── Data for this exercise ──

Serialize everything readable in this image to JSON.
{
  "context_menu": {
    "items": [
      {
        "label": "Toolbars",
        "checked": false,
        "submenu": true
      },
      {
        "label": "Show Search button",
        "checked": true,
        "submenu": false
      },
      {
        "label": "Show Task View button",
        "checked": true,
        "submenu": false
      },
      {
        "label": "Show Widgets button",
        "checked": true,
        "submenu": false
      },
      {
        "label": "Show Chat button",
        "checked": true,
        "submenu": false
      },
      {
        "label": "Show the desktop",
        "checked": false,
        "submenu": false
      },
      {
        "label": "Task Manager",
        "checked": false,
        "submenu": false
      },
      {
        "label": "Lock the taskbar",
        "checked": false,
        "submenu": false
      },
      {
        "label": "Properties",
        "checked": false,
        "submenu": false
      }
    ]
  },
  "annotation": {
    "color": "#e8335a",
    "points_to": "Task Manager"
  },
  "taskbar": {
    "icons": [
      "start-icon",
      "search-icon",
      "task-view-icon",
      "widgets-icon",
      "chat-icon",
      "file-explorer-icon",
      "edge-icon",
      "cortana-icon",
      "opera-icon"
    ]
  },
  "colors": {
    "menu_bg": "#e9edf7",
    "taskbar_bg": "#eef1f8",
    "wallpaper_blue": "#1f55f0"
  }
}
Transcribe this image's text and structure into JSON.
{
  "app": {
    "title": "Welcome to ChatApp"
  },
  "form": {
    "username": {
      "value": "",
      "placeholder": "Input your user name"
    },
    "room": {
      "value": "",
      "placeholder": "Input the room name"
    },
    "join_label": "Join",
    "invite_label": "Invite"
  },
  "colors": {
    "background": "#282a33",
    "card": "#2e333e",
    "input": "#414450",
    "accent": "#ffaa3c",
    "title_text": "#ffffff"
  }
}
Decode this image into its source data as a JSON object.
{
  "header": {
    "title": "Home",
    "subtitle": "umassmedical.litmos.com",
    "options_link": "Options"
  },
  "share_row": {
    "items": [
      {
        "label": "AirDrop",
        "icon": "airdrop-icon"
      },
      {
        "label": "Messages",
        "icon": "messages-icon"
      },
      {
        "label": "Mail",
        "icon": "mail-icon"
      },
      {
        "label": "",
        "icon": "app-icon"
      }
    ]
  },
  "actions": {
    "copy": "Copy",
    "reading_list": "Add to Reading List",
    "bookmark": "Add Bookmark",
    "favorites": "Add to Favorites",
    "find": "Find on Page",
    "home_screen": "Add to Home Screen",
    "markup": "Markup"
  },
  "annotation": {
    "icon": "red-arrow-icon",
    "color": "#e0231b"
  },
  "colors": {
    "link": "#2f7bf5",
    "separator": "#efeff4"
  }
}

───

Type the material above out again, exactly.

Serialize everything readable in this image to JSON.
{
  "context_menu": {
    "items": [
      {
        "label": "Toolbars",
        "checked": false,
        "submenu": true
      },
      {
        "label": "Show Search button",
        "checked": true,
        "submenu": false
      },
      {
        "label": "Show Task View button",
        "checked": true,
        "submenu": false
      },
      {
        "label": "Show Widgets button",
        "checked": true,
        "submenu": false
      },
      {
        "label": "Show Chat button",
        "checked": true,
        "submenu": false
      },
      {
        "label": "Show the desktop",
        "checked": false,
        "submenu": false
      },
      {
        "label": "Task Manager",
        "checked": false,
        "submenu": false
      },
      {
        "label": "Lock the taskbar",
        "checked": false,
        "submenu": false
      },
      {
        "label": "Properties",
        "checked": false,
        "submenu": false
      }
    ]
  },
  "annotation": {
    "color": "#e8335a",
    "points_to": "Task Manager"
  },
  "taskbar": {
    "icons": [
      "start-icon",
      "search-icon",
      "task-view-icon",
      "widgets-icon",
      "chat-icon",
      "file-explorer-icon",
      "edge-icon",
      "cortana-icon",
      "opera-icon"
    ]
  },
  "colors": {
    "menu_bg": "#e9edf7",
    "taskbar_bg": "#eef1f8",
    "wallpaper_blue": "#1f55f0"
  }
}
Transcribe this image's text and structure into JSON.
{
  "app": {
    "title": "Welcome to ChatApp"
  },
  "form": {
    "username": {
      "value": "",
      "placeholder": "Input your user name"
    },
    "room": {
      "value": "",
      "placeholder": "Input the room name"
    },
    "join_label": "Join",
    "invite_label": "Invite"
  },
  "colors": {
    "background": "#282a33",
    "card": "#2e333e",
    "input": "#414450",
    "accent": "#ffaa3c",
    "title_text": "#ffffff"
  }
}
Decode this image into its source data as a JSON object.
{
  "header": {
    "title": "Home",
    "subtitle": "umassmedical.litmos.com",
    "options_link": "Options"
  },
  "share_row": {
    "items": [
      {
        "label": "AirDrop",
        "icon": "airdrop-icon"
      },
      {
        "label": "Messages",
        "icon": "messages-icon"
      },
      {
        "label": "Mail",
        "icon": "mail-icon"
      },
      {
        "label": "",
        "icon": "app-icon"
      }
    ]
  },
  "actions": {
    "copy": "Copy",
    "reading_list": "Add to Reading List",
    "bookmark": "Add Bookmark",
    "favorites": "Add to Favorites",
    "find": "Find on Page",
    "home_screen": "Add to Home Screen",
    "markup": "Markup"
  },
  "annotation": {
    "icon": "red-arrow-icon",
    "color": "#e0231b"
  },
  "colors": {
    "link": "#2f7bf5",
    "separator": "#efeff4"
  }
}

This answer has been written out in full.